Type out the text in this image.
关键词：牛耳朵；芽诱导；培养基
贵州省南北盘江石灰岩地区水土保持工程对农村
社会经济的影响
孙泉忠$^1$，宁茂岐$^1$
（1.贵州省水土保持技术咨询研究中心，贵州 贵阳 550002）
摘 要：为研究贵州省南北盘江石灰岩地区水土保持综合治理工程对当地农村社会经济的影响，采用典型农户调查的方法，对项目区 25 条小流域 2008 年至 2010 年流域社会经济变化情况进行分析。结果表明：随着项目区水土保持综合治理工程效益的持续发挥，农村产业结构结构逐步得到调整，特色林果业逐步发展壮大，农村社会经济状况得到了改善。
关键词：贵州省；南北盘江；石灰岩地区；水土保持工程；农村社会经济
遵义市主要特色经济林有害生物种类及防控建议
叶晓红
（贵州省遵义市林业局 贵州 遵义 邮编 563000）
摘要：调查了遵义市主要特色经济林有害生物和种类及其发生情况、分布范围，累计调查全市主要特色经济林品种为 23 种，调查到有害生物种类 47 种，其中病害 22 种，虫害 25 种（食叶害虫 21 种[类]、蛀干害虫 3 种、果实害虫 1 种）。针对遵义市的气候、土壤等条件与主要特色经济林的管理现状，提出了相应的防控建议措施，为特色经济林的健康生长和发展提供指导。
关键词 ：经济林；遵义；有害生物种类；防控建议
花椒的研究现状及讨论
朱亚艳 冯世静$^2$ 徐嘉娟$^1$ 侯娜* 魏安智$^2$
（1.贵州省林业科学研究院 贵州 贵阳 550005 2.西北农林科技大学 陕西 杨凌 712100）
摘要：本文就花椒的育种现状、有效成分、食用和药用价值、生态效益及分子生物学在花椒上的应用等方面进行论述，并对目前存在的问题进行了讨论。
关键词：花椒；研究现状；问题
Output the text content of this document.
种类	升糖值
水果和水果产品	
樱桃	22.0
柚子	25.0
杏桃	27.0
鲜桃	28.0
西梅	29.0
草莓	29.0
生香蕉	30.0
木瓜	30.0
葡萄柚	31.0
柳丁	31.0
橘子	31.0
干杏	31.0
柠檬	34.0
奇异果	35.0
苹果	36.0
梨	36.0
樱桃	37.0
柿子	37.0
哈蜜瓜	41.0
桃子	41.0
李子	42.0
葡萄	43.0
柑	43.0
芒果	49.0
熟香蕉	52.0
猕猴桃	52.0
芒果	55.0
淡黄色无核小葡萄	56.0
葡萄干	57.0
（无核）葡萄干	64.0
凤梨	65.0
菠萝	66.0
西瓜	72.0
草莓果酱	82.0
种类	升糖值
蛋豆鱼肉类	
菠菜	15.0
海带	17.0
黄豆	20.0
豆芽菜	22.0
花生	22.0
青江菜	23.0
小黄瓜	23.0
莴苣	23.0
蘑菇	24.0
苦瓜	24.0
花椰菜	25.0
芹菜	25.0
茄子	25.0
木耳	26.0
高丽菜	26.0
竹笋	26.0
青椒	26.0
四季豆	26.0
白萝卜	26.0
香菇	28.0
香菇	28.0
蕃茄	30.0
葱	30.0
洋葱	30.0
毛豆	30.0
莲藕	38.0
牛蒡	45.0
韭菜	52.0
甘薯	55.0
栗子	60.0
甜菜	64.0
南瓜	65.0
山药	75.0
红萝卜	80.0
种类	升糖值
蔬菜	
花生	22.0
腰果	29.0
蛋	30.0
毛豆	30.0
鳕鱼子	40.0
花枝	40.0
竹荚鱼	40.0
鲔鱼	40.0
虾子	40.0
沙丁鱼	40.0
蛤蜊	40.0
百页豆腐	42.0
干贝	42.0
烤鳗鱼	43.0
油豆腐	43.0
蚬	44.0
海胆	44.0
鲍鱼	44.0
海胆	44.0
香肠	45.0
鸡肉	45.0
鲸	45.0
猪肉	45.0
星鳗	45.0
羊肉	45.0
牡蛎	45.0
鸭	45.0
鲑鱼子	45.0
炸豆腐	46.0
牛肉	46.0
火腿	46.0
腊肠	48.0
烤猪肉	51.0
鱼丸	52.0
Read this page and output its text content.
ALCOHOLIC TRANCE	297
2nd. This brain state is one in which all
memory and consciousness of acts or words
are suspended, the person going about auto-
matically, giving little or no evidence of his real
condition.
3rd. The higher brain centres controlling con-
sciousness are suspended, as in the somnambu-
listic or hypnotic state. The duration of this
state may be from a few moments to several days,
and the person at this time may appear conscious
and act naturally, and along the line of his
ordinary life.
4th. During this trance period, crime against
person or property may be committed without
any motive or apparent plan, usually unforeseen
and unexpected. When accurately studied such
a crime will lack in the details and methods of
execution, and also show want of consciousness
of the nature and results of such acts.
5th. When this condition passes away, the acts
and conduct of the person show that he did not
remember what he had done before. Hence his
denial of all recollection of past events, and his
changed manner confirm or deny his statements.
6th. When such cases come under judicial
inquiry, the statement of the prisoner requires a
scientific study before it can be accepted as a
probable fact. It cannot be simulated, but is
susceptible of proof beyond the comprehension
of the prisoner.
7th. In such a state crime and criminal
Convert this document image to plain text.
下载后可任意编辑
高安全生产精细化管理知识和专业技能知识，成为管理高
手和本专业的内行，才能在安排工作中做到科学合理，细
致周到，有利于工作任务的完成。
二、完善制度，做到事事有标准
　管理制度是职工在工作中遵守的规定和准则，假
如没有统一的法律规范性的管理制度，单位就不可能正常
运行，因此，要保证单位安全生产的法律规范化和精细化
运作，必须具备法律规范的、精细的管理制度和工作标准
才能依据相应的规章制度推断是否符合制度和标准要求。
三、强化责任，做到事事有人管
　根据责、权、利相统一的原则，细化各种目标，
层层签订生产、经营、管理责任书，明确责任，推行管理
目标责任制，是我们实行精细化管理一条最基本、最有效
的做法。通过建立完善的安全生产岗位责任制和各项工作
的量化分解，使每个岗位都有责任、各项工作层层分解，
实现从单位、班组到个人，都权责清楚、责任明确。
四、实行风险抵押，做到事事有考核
===
**Exercise task**
All entries must be repeated verbatim.

**Task response**
Type out the text in this image.
关键词：牛耳朵；芽诱导；培养基
贵州省南北盘江石灰岩地区水土保持工程对农村
社会经济的影响
孙泉忠$^1$，宁茂岐$^1$
（1.贵州省水土保持技术咨询研究中心，贵州 贵阳 550002）
摘 要：为研究贵州省南北盘江石灰岩地区水土保持综合治理工程对当地农村社会经济的影响，采用典型农户调查的方法，对项目区 25 条小流域 2008 年至 2010 年流域社会经济变化情况进行分析。结果表明：随着项目区水土保持综合治理工程效益的持续发挥，农村产业结构结构逐步得到调整，特色林果业逐步发展壮大，农村社会经济状况得到了改善。
关键词：贵州省；南北盘江；石灰岩地区；水土保持工程；农村社会经济
遵义市主要特色经济林有害生物种类及防控建议
叶晓红
（贵州省遵义市林业局 贵州 遵义 邮编 563000）
摘要：调查了遵义市主要特色经济林有害生物和种类及其发生情况、分布范围，累计调查全市主要特色经济林品种为 23 种，调查到有害生物种类 47 种，其中病害 22 种，虫害 25 种（食叶害虫 21 种[类]、蛀干害虫 3 种、果实害虫 1 种）。针对遵义市的气候、土壤等条件与主要特色经济林的管理现状，提出了相应的防控建议措施，为特色经济林的健康生长和发展提供指导。
关键词 ：经济林；遵义；有害生物种类；防控建议
花椒的研究现状及讨论
朱亚艳 冯世静$^2$ 徐嘉娟$^1$ 侯娜* 魏安智$^2$
（1.贵州省林业科学研究院 贵州 贵阳 550005 2.西北农林科技大学 陕西 杨凌 712100）
摘要：本文就花椒的育种现状、有效成分、食用和药用价值、生态效益及分子生物学在花椒上的应用等方面进行论述，并对目前存在的问题进行了讨论。
关键词：花椒；研究现状；问题
Output the text content of this document.
种类	升糖值
水果和水果产品	
樱桃	22.0
柚子	25.0
杏桃	27.0
鲜桃	28.0
西梅	29.0
草莓	29.0
生香蕉	30.0
木瓜	30.0
葡萄柚	31.0
柳丁	31.0
橘子	31.0
干杏	31.0
柠檬	34.0
奇异果	35.0
苹果	36.0
梨	36.0
樱桃	37.0
柿子	37.0
哈蜜瓜	41.0
桃子	41.0
李子	42.0
葡萄	43.0
柑	43.0
芒果	49.0
熟香蕉	52.0
猕猴桃	52.0
芒果	55.0
淡黄色无核小葡萄	56.0
葡萄干	57.0
（无核）葡萄干	64.0
凤梨	65.0
菠萝	66.0
西瓜	72.0
草莓果酱	82.0
种类	升糖值
蛋豆鱼肉类	
菠菜	15.0
海带	17.0
黄豆	20.0
豆芽菜	22.0
花生	22.0
青江菜	23.0
小黄瓜	23.0
莴苣	23.0
蘑菇	24.0
苦瓜	24.0
花椰菜	25.0
芹菜	25.0
茄子	25.0
木耳	26.0
高丽菜	26.0
竹笋	26.0
青椒	26.0
四季豆	26.0
白萝卜	26.0
香菇	28.0
香菇	28.0
蕃茄	30.0
葱	30.0
洋葱	30.0
毛豆	30.0
莲藕	38.0
牛蒡	45.0
韭菜	52.0
甘薯	55.0
栗子	60.0
甜菜	64.0
南瓜	65.0
山药	75.0
红萝卜	80.0
种类	升糖值
蔬菜	
花生	22.0
腰果	29.0
蛋	30.0
毛豆	30.0
鳕鱼子	40.0
花枝	40.0
竹荚鱼	40.0
鲔鱼	40.0
虾子	40.0
沙丁鱼	40.0
蛤蜊	40.0
百页豆腐	42.0
干贝	42.0
烤鳗鱼	43.0
油豆腐	43.0
蚬	44.0
海胆	44.0
鲍鱼	44.0
海胆	44.0
香肠	45.0
鸡肉	45.0
鲸	45.0
猪肉	45.0
星鳗	45.0
羊肉	45.0
牡蛎	45.0
鸭	45.0
鲑鱼子	45.0
炸豆腐	46.0
牛肉	46.0
火腿	46.0
腊肠	48.0
烤猪肉	51.0
鱼丸	52.0
Read this page and output its text content.
ALCOHOLIC TRANCE	297
2nd. This brain state is one in which all
memory and consciousness of acts or words
are suspended, the person going about auto-
matically, giving little or no evidence of his real
condition.
3rd. The higher brain centres controlling con-
sciousness are suspended, as in the somnambu-
listic or hypnotic state. The duration of this
state may be from a few moments to several days,
and the person at this time may appear conscious
and act naturally, and along the line of his
ordinary life.
4th. During this trance period, crime against
person or property may be committed without
any motive or apparent plan, usually unforeseen
and unexpected. When accurately studied such
a crime will lack in the details and methods of
execution, and also show want of consciousness
of the nature and results of such acts.
5th. When this condition passes away, the acts
and conduct of the person show that he did not
remember what he had done before. Hence his
denial of all recollection of past events, and his
changed manner confirm or deny his statements.
6th. When such cases come under judicial
inquiry, the statement of the prisoner requires a
scientific study before it can be accepted as a
probable fact. It cannot be simulated, but is
susceptible of proof beyond the comprehension
of the prisoner.
7th. In such a state crime and criminal
Convert this document image to plain text.
下载后可任意编辑
高安全生产精细化管理知识和专业技能知识，成为管理高
手和本专业的内行，才能在安排工作中做到科学合理，细
致周到，有利于工作任务的完成。
二、完善制度，做到事事有标准
　管理制度是职工在工作中遵守的规定和准则，假
如没有统一的法律规范性的管理制度，单位就不可能正常
运行，因此，要保证单位安全生产的法律规范化和精细化
运作，必须具备法律规范的、精细的管理制度和工作标准
才能依据相应的规章制度推断是否符合制度和标准要求。
三、强化责任，做到事事有人管
　根据责、权、利相统一的原则，细化各种目标，
层层签订生产、经营、管理责任书，明确责任，推行管理
目标责任制，是我们实行精细化管理一条最基本、最有效
的做法。通过建立完善的安全生产岗位责任制和各项工作
的量化分解，使每个岗位都有责任、各项工作层层分解，
实现从单位、班组到个人，都权责清楚、责任明确。
四、实行风险抵押，做到事事有考核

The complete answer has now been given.